**Data entries:**
▬▬▬▬▬▬▬▬▬▬

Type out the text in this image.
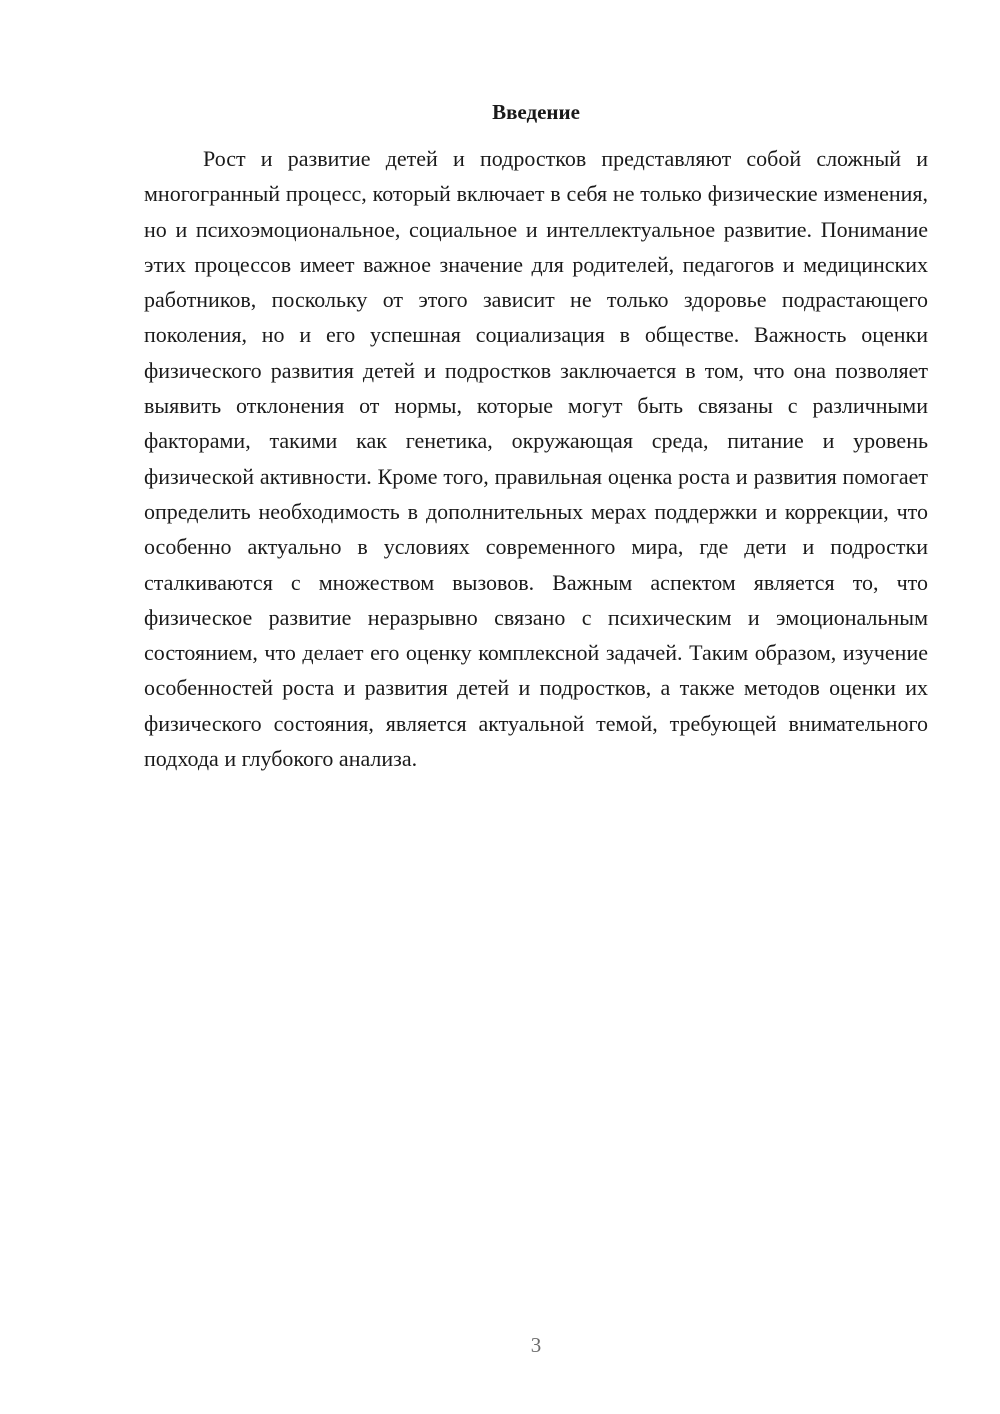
Введение

Рост и развитие детей и подростков представляют собой сложный и многогранный процесс, который включает в себя не только физические изменения, но и психоэмоциональное, социальное и интеллектуальное развитие. Понимание этих процессов имеет важное значение для родителей, педагогов и медицинских работников, поскольку от этого зависит не только здоровье подрастающего поколения, но и его успешная социализация в обществе. Важность оценки физического развития детей и подростков заключается в том, что она позволяет выявить отклонения от нормы, которые могут быть связаны с различными факторами, такими как генетика, окружающая среда, питание и уровень физической активности. Кроме того, правильная оценка роста и развития помогает определить необходимость в дополнительных мерах поддержки и коррекции, что особенно актуально в условиях современного мира, где дети и подростки сталкиваются с множеством вызовов. Важным аспектом является то, что физическое развитие неразрывно связано с психическим и эмоциональным состоянием, что делает его оценку комплексной задачей. Таким образом, изучение особенностей роста и развития детей и подростков, а также методов оценки их физического состояния, является актуальной темой, требующей внимательного подхода и глубокого анализа.

3
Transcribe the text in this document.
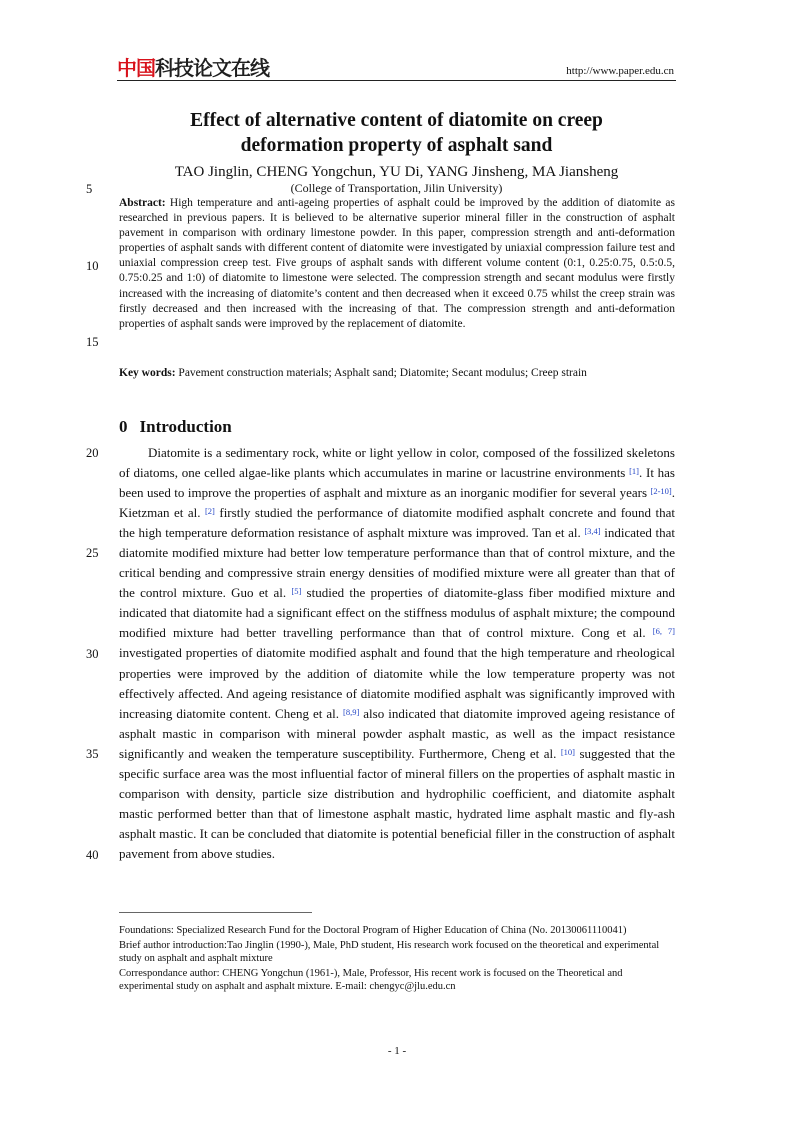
中国科技论文在线	http://www.paper.edu.cn
Effect of alternative content of diatomite on creep
deformation property of asphalt sand
TAO Jinglin, CHENG Yongchun, YU Di, YANG Jinsheng, MA Jiansheng
(College of Transportation, Jilin University)
5
10
15
20
25
30
35
40
Abstract: High temperature and anti-ageing properties of asphalt could be improved by the addition of diatomite as researched in previous papers. It is believed to be alternative superior mineral filler in the construction of asphalt pavement in comparison with ordinary limestone powder. In this paper, compression strength and anti-deformation properties of asphalt sands with different content of diatomite were investigated by uniaxial compression failure test and uniaxial compression creep test. Five groups of asphalt sands with different volume content (0:1, 0.25:0.75, 0.5:0.5, 0.75:0.25 and 1:0) of diatomite to limestone were selected. The compression strength and secant modulus were firstly increased with the increasing of diatomite’s content and then decreased when it exceed 0.75 whilst the creep strain was firstly decreased and then increased with the increasing of that. The compression strength and anti-deformation properties of asphalt sands were improved by the replacement of diatomite.
Key words: Pavement construction materials; Asphalt sand; Diatomite; Secant modulus; Creep strain
0 Introduction
Diatomite is a sedimentary rock, white or light yellow in color, composed of the fossilized skeletons of diatoms, one celled algae-like plants which accumulates in marine or lacustrine environments [1]. It has been used to improve the properties of asphalt and mixture as an inorganic modifier for several years [2-10]. Kietzman et al. [2] firstly studied the performance of diatomite modified asphalt concrete and found that the high temperature deformation resistance of asphalt mixture was improved. Tan et al. [3,4] indicated that diatomite modified mixture had better low temperature performance than that of control mixture, and the critical bending and compressive strain energy densities of modified mixture were all greater than that of the control mixture. Guo et al. [5] studied the properties of diatomite-glass fiber modified mixture and indicated that diatomite had a significant effect on the stiffness modulus of asphalt mixture; the compound modified mixture had better travelling performance than that of control mixture. Cong et al. [6, 7] investigated properties of diatomite modified asphalt and found that the high temperature and rheological properties were improved by the addition of diatomite while the low temperature property was not effectively affected. And ageing resistance of diatomite modified asphalt was significantly improved with increasing diatomite content. Cheng et al. [8,9] also indicated that diatomite improved ageing resistance of asphalt mastic in comparison with mineral powder asphalt mastic, as well as the impact resistance significantly and weaken the temperature susceptibility. Furthermore, Cheng et al. [10] suggested that the specific surface area was the most influential factor of mineral fillers on the properties of asphalt mastic in comparison with density, particle size distribution and hydrophilic coefficient, and diatomite asphalt mastic performed better than that of limestone asphalt mastic, hydrated lime asphalt mastic and fly-ash asphalt mastic. It can be concluded that diatomite is potential beneficial filler in the construction of asphalt pavement from above studies.

Foundations: Specialized Research Fund for the Doctoral Program of Higher Education of China (No. 20130061110041)

Brief author introduction:Tao Jinglin (1990-), Male, PhD student, His research work focused on the theoretical and experimental study on asphalt and asphalt mixture

Correspondance author: CHENG Yongchun (1961-), Male, Professor, His recent work is focused on the Theoretical and experimental study on asphalt and asphalt mixture. E-mail: chengyc@jlu.edu.cn

- 1 -
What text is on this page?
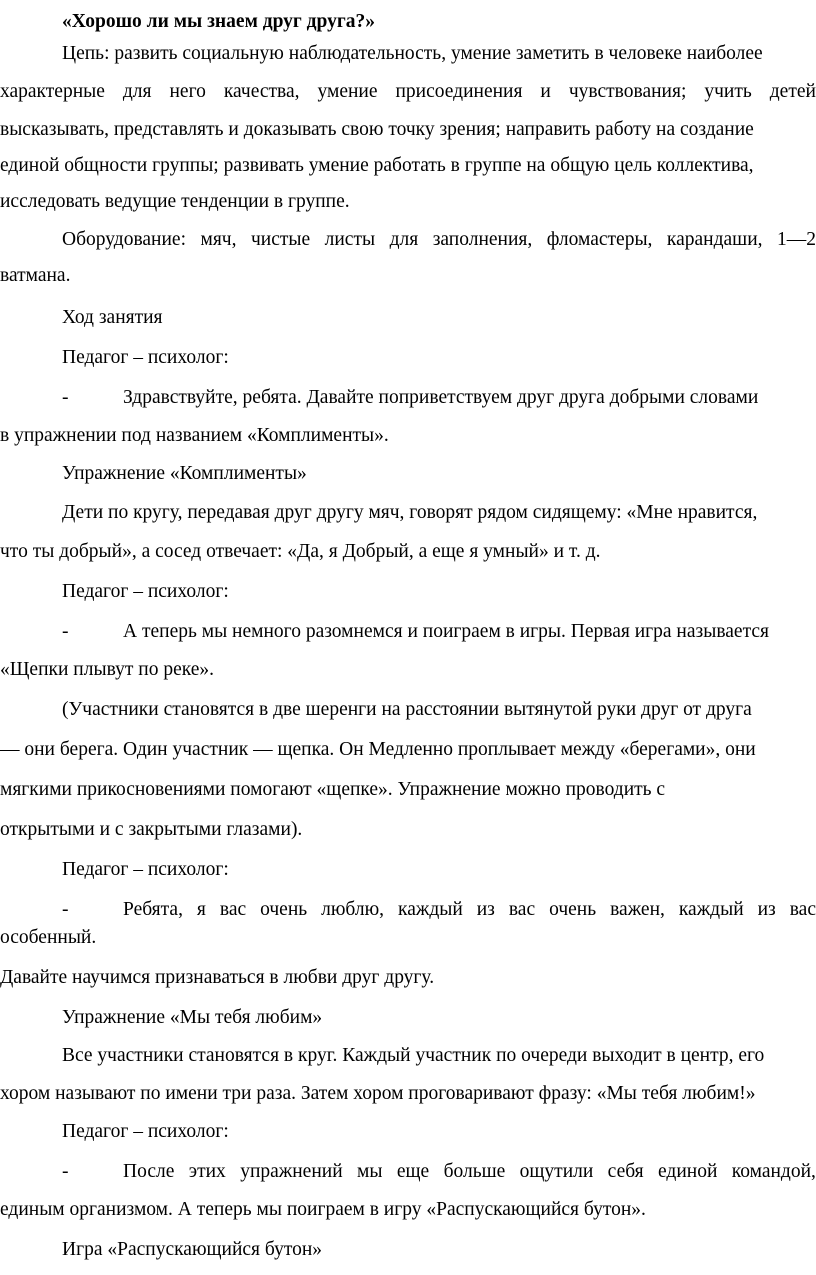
«Хорошо ли мы знаем друг друга?»
Цепь: развить социальную наблюдательность, умение заметить в человеке наиболее
характерные для него качества, умение присоединения и чувствования; учить детей
высказывать, представлять и доказывать свою точку зрения; направить работу на создание
единой общности группы; развивать умение работать в группе на общую цель коллектива,
исследовать ведущие тенденции в группе.
Оборудование: мяч, чистые листы для заполнения, фломастеры, карандаши, 1—2
ватмана.
Ход занятия
Педагог – психолог:
-	Здравствуйте, ребята. Давайте поприветствуем друг друга добрыми словами
в упражнении под названием «Комплименты».
Упражнение «Комплименты»
Дети по кругу, передавая друг другу мяч, говорят рядом сидящему: «Мне нравится,
что ты добрый», а сосед отвечает: «Да, я Добрый, а еще я умный» и т. д.
Педагог – психолог:
-	А теперь мы немного разомнемся и поиграем в игры. Первая игра называется
«Щепки плывут по реке».
(Участники становятся в две шеренги на расстоянии вытянутой руки друг от друга
— они берега. Один участник — щепка. Он Медленно проплывает между «берегами», они
мягкими прикосновениями помогают «щепке». Упражнение можно проводить с
открытыми и с закрытыми глазами).
Педагог – психолог:
-	Ребята, я вас очень люблю, каждый из вас очень важен, каждый из вас
особенный.
Давайте научимся признаваться в любви друг другу.
Упражнение «Мы тебя любим»
Все участники становятся в круг. Каждый участник по очереди выходит в центр, его
хором называют по имени три раза. Затем хором проговаривают фразу: «Мы тебя любим!»
Педагог – психолог:
-	После этих упражнений мы еще больше ощутили себя единой командой,
единым организмом. А теперь мы поиграем в игру «Распускающийся бутон».
Игра «Распускающийся бутон»
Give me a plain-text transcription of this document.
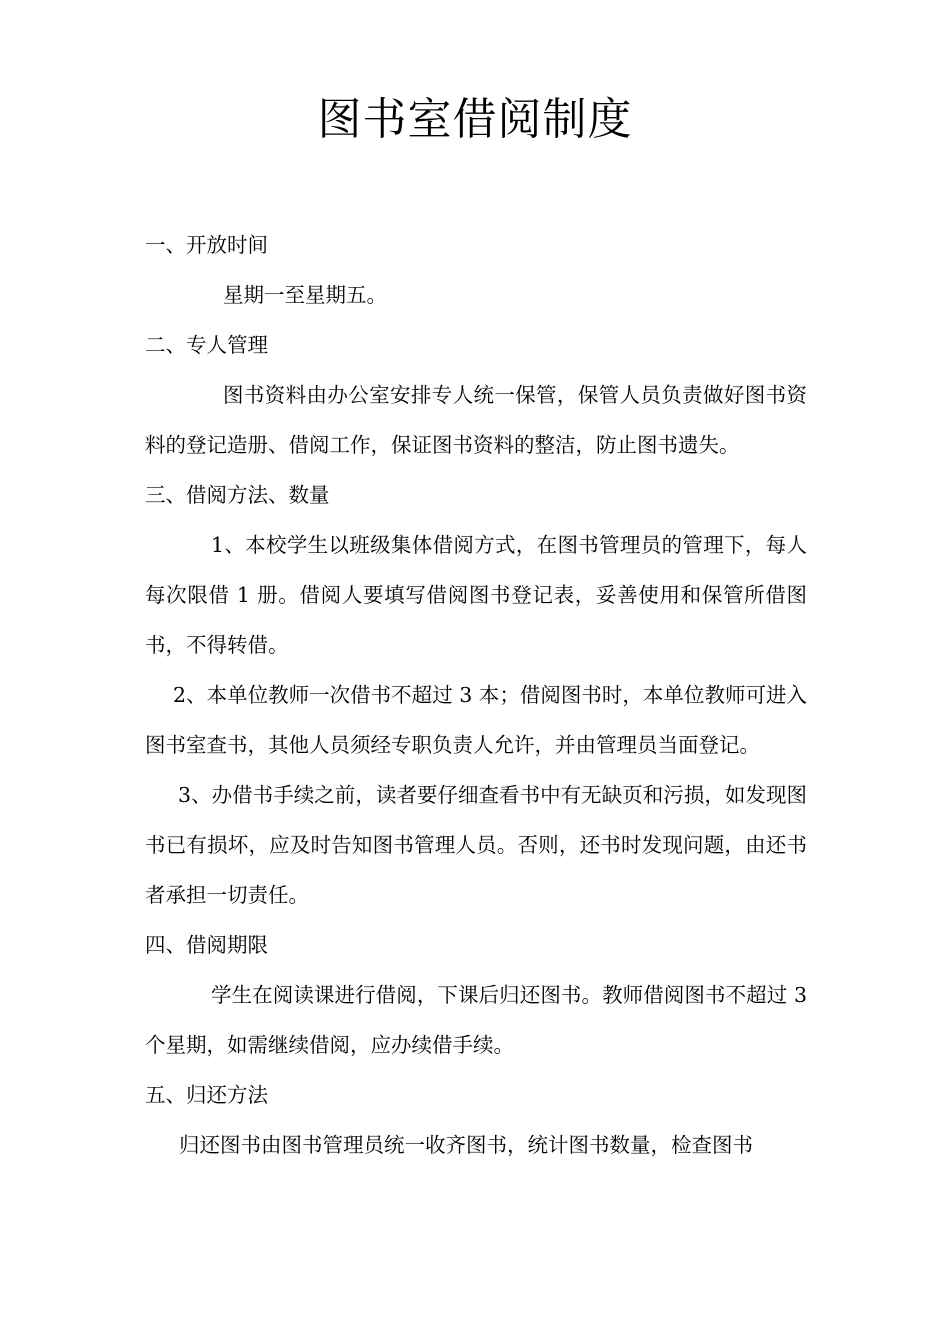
图书室借阅制度

一、开放时间

星期一至星期五。

二、专人管理

图书资料由办公室安排专人统一保管，保管人员负责做好图书资料的登记造册、借阅工作，保证图书资料的整洁，防止图书遗失。

三、借阅方法、数量

1、本校学生以班级集体借阅方式，在图书管理员的管理下，每人每次限借 1 册。借阅人要填写借阅图书登记表，妥善使用和保管所借图书，不得转借。

2、本单位教师一次借书不超过 3 本；借阅图书时，本单位教师可进入图书室查书，其他人员须经专职负责人允许，并由管理员当面登记。

3、办借书手续之前，读者要仔细查看书中有无缺页和污损，如发现图书已有损坏，应及时告知图书管理人员。否则，还书时发现问题，由还书者承担一切责任。

四、借阅期限

学生在阅读课进行借阅，下课后归还图书。教师借阅图书不超过 3 个星期，如需继续借阅，应办续借手续。

五、归还方法

归还图书由图书管理员统一收齐图书，统计图书数量，检查图书
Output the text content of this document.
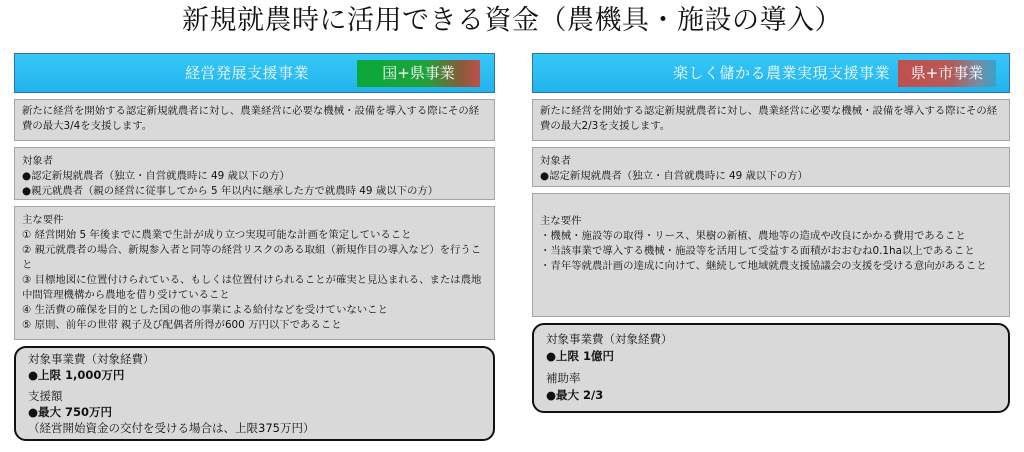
新規就農時に活用できる資金（農機具・施設の導入）
経営発展支援事業	国+県事業
新たに経営を開始する認定新規就農者に対し、農業経営に必要な機械・設備を導入する際にその経費の最大3/4を支援します。
対象者
●認定新規就農者（独立・自営就農時に 49 歳以下の方）
●親元就農者（親の経営に従事してから 5 年以内に継承した方で就農時 49 歳以下の方）
主な要件
① 経営開始 5 年後までに農業で生計が成り立つ実現可能な計画を策定していること
② 親元就農者の場合、新規参入者と同等の経営リスクのある取組（新規作目の導入など）を行うこと
③ 目標地図に位置付けられている、もしくは位置付けられることが確実と見込まれる、または農地中間管理機構から農地を借り受けていること
④ 生活費の確保を目的とした国の他の事業による給付などを受けていないこと
⑤ 原則、前年の世帯 親子及び配偶者所得が600 万円以下であること
対象事業費（対象経費）
●上限 1,000万円
支援額
●最大 750万円
（経営開始資金の交付を受ける場合は、上限375万円）
楽しく儲かる農業実現支援事業	県+市事業
新たに経営を開始する認定新規就農者に対し、農業経営に必要な機械・設備を導入する際にその経費の最大2/3を支援します。
対象者
●認定新規就農者（独立・自営就農時に 49 歳以下の方）
主な要件
・機械・施設等の取得・リース、果樹の新植、農地等の造成や改良にかかる費用であること
・当該事業で導入する機械・施設等を活用して受益する面積がおおむね0.1ha以上であること
・青年等就農計画の達成に向けて、継続して地域就農支援協議会の支援を受ける意向があること
対象事業費（対象経費）
●上限 1億円
補助率
●最大 2/3
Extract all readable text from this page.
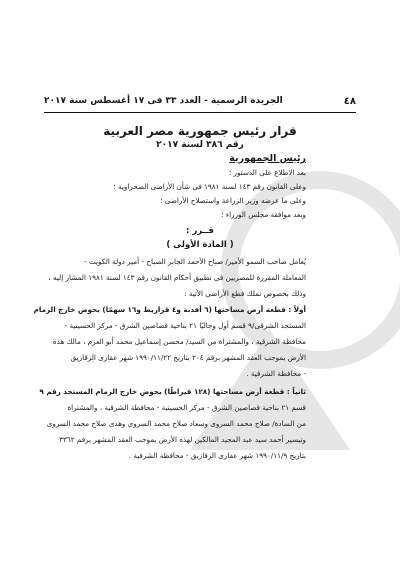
٤٨
الجريدة الرسمية - العدد ٣٣ فى ١٧ أغسطس سنة ٢٠١٧
قرار رئيس جمهورية مصر العربية
رقم ٣٨٦ لسنة ٢٠١٧
رئيس الجمهورية
بعد الاطلاع على الدستور ؛
وعلى القانون رقم ١٤٣ لسنة ١٩٨١ فى شأن الأراضى الصحراوية ؛
وعلى ما عرضه وزير الزراعة واستصلاح الأراضى ؛
وبعد موافقة مجلس الوزراء ؛
قــرر :
( المادة الأولى )
يُعامل صاحب السمو الأمير/ صباح الأحمد الجابر الصباح - أمير دولة الكويت -
المعاملة المقررة للمصريين فى تطبيق أحكام القانون رقم ١٤٣ لسنة ١٩٨١ المشار إليه ،
وذلك بخصوص تملك قطع الأراضى الآتية :
أولاً : قطعة أرض مساحتها (٦ أفدنة و٤ قراريط و١٦ سهمًا) بحوض خارج الزمام
المستجد الشرقى/٩ قسم أول وحاليًا ٢١ بناحية قصاصين الشرق - مركز الحسينية -
محافظة الشرقية ، والمشتراة من السيد/ محسن إسماعيل محمد أبو العزم ، مالك هذه
الأرض بموجب العقد المشهر برقم ٢٠٤ بتاريخ ١٩٩٠/١١/٢٢ شهر عقارى الزقازيق
- محافظة الشرقية .
ثانياً : قطعة أرض مساحتها (١٢٨ قيراطًا) بحوض خارج الزمام المستجد رقم ٩
قسم ٢١ بناحية قصاصين الشرق - مركز الحسينية - محافظة الشرقية ، والمشتراة
من السادة/ صلاح محمد السروى وسعاد صلاح محمد السروى وهدى صلاح محمد السروى
وتيسير أحمد سيد عبد المجيد المالكين لهذه الأرض بموجب العقد المشهر برقم ٣٣٦٢
بتاريخ ١٩٩٠/١١/٩ شهر عقارى الزقازيق - محافظة الشرقية .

▬▬▬▬▬▬▬▬▬▬

**What is being asked:** Copy every line in the entries above that has the string "قطعة" in it.

**Written response:**
أولاً : قطعة أرض مساحتها (٦ أفدنة و٤ قراريط و١٦ سهمًا) بحوض خارج الزمام
ثانياً : قطعة أرض مساحتها (١٢٨ قيراطًا) بحوض خارج الزمام المستجد رقم ٩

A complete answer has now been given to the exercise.